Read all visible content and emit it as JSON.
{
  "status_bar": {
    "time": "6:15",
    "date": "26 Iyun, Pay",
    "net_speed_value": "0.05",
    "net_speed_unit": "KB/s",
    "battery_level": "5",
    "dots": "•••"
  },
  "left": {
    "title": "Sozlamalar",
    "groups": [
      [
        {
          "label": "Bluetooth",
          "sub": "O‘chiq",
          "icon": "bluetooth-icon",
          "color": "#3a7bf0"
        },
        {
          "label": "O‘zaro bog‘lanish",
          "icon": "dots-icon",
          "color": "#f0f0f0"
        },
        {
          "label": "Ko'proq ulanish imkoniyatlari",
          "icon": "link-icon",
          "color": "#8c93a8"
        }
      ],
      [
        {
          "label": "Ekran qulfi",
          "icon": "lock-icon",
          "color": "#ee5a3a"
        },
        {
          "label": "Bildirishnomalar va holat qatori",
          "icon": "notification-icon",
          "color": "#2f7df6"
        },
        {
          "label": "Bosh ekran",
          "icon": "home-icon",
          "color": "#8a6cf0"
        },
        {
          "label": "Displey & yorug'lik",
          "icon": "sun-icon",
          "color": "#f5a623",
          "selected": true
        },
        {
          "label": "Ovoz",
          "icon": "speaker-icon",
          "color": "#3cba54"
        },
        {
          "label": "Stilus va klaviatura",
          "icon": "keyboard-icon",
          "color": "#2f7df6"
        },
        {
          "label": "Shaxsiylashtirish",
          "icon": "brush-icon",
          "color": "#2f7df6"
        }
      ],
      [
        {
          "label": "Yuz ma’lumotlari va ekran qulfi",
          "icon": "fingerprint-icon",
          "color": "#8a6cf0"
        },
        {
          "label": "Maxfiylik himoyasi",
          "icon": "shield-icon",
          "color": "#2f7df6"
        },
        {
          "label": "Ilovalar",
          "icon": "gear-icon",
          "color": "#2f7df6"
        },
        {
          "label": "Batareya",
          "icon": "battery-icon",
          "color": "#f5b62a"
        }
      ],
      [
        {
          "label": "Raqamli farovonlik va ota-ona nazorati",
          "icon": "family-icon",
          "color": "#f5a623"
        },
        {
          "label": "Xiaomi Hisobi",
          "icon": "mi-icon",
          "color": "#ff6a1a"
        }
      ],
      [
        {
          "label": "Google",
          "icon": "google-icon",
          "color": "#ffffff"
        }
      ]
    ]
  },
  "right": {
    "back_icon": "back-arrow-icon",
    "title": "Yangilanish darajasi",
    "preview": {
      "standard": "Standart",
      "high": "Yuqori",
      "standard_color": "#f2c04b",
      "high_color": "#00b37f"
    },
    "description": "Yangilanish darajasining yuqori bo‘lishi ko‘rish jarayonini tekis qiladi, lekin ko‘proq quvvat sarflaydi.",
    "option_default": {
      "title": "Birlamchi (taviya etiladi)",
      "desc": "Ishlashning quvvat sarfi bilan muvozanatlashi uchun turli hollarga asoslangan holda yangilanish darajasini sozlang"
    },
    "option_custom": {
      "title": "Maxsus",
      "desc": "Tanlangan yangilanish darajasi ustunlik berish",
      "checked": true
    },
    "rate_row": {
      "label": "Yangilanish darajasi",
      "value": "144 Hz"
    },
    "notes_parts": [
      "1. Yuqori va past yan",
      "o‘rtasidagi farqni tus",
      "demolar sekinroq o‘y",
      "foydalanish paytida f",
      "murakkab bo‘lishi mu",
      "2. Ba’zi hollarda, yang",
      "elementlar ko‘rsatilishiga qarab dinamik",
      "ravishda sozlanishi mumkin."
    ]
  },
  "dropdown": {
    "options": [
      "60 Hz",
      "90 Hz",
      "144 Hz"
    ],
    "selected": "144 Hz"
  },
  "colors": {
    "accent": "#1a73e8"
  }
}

------------------------------------------------------------

DIRECTION |
List all lines above in which the string "proq" appears.

ANSWER FOR THE TASK |
          "label": "Ko'proq ulanish imkoniyatlari",
    "description": "Yangilanish darajasining yuqori bo‘lishi ko‘rish jarayonini tekis qiladi, lekin ko‘proq quvvat sarflaydi.",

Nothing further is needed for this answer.